→ Exercise brief: Determine the number of lines that have the string "Need" in them, and give only that number.

(Stored data)

** Begin **

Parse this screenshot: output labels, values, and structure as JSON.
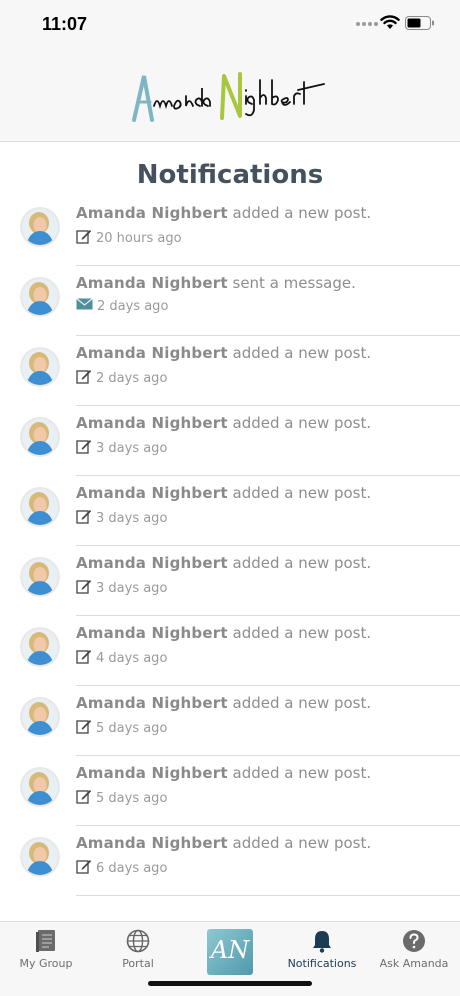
{
  "status_bar": {
    "time": "11:07"
  },
  "header": {
    "logo_text": "Amanda Nighbert"
  },
  "page_title": "Notifications",
  "notifications": [
    {
      "name": "Amanda Nighbert",
      "action": "added a new post.",
      "icon": "edit-icon",
      "time": "20 hours ago"
    },
    {
      "name": "Amanda Nighbert",
      "action": "sent a message.",
      "icon": "envelope-icon",
      "time": "2 days ago"
    },
    {
      "name": "Amanda Nighbert",
      "action": "added a new post.",
      "icon": "edit-icon",
      "time": "2 days ago"
    },
    {
      "name": "Amanda Nighbert",
      "action": "added a new post.",
      "icon": "edit-icon",
      "time": "3 days ago"
    },
    {
      "name": "Amanda Nighbert",
      "action": "added a new post.",
      "icon": "edit-icon",
      "time": "3 days ago"
    },
    {
      "name": "Amanda Nighbert",
      "action": "added a new post.",
      "icon": "edit-icon",
      "time": "3 days ago"
    },
    {
      "name": "Amanda Nighbert",
      "action": "added a new post.",
      "icon": "edit-icon",
      "time": "4 days ago"
    },
    {
      "name": "Amanda Nighbert",
      "action": "added a new post.",
      "icon": "edit-icon",
      "time": "5 days ago"
    },
    {
      "name": "Amanda Nighbert",
      "action": "added a new post.",
      "icon": "edit-icon",
      "time": "5 days ago"
    },
    {
      "name": "Amanda Nighbert",
      "action": "added a new post.",
      "icon": "edit-icon",
      "time": "6 days ago"
    }
  ],
  "tab_bar": {
    "tabs": [
      {
        "label": "My Group",
        "icon": "book-icon"
      },
      {
        "label": "Portal",
        "icon": "globe-icon"
      },
      {
        "label": "AN",
        "icon": "app-logo"
      },
      {
        "label": "Notifications",
        "icon": "bell-icon",
        "active": true
      },
      {
        "label": "Ask Amanda",
        "icon": "question-icon"
      }
    ]
  },
  "colors": {
    "accent": "#1d3b52",
    "title": "#45525d",
    "logo_teal": "#7fb6c6",
    "logo_green": "#a9c73e"
  }
}
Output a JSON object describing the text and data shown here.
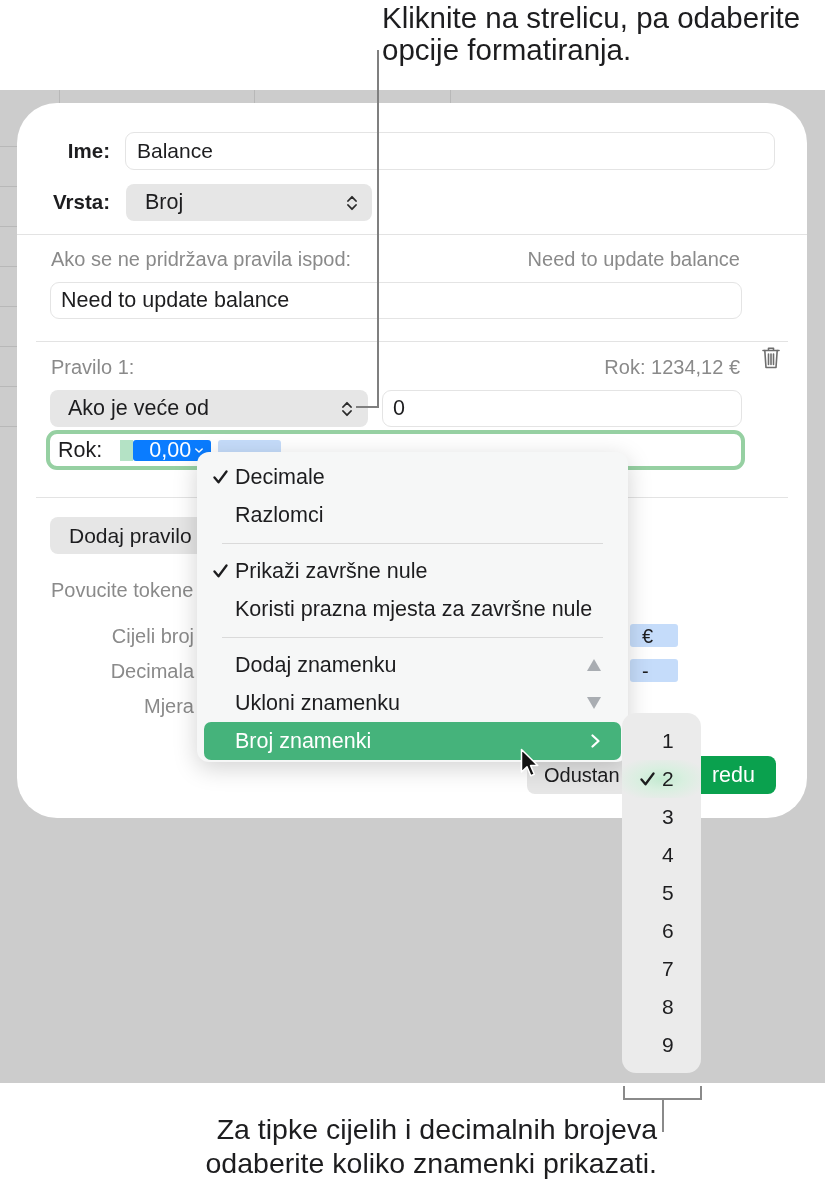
{
  "callout_top": {
    "lines": [
      "Kliknite na strelicu, pa odaberite",
      "opcije formatiranja."
    ]
  },
  "dialog": {
    "name_field": {
      "label": "Ime:",
      "value": "Balance"
    },
    "type_popup": {
      "label": "Vrsta:",
      "value": "Broj"
    },
    "fallback": {
      "label": "Ako se ne pridržava pravila ispod:",
      "preview": "Need to update balance",
      "value": "Need to update balance"
    },
    "rule": {
      "label": "Pravilo 1:",
      "preview": "Rok: 1234,12 €",
      "condition": "Ako je veće od",
      "value": "0",
      "format_field": {
        "label": "Rok:",
        "tokens": [
          {
            "text": "0,00",
            "selected": true
          },
          {
            "selected": false
          }
        ]
      }
    },
    "add_rule_button": "Dodaj pravilo",
    "tokens_hint": "Povucite tokene",
    "token_rows": [
      {
        "label": "Cijeli broj",
        "token": "€"
      },
      {
        "label": "Decimala",
        "token": "-"
      },
      {
        "label": "Mjera"
      }
    ],
    "buttons": [
      {
        "label": "Odustan",
        "kind": "secondary"
      },
      {
        "label": "redu",
        "kind": "primary"
      }
    ]
  },
  "menu": {
    "groups": [
      [
        {
          "label": "Decimale",
          "kind": "plain",
          "checked": true,
          "selected": false
        },
        {
          "label": "Razlomci",
          "kind": "plain",
          "checked": false,
          "selected": false
        }
      ],
      [
        {
          "label": "Prikaži završne nule",
          "kind": "plain",
          "checked": true,
          "selected": false
        },
        {
          "label": "Koristi prazna mjesta za završne nule",
          "kind": "plain",
          "checked": false,
          "selected": false
        }
      ],
      [
        {
          "label": "Dodaj znamenku",
          "kind": "increase",
          "checked": false,
          "selected": false
        },
        {
          "label": "Ukloni znamenku",
          "kind": "decrease",
          "checked": false,
          "selected": false
        },
        {
          "label": "Broj znamenki",
          "kind": "submenu",
          "checked": false,
          "selected": true
        }
      ]
    ]
  },
  "submenu": {
    "items": [
      {
        "label": "1",
        "checked": false
      },
      {
        "label": "2",
        "checked": true
      },
      {
        "label": "3",
        "checked": false
      },
      {
        "label": "4",
        "checked": false
      },
      {
        "label": "5",
        "checked": false
      },
      {
        "label": "6",
        "checked": false
      },
      {
        "label": "7",
        "checked": false
      },
      {
        "label": "8",
        "checked": false
      },
      {
        "label": "9",
        "checked": false
      }
    ]
  },
  "callout_bottom": {
    "lines": [
      "Za tipke cijelih i decimalnih brojeva",
      "odaberite koliko znamenki prikazati."
    ]
  }
}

** End **

→ Correct result: 2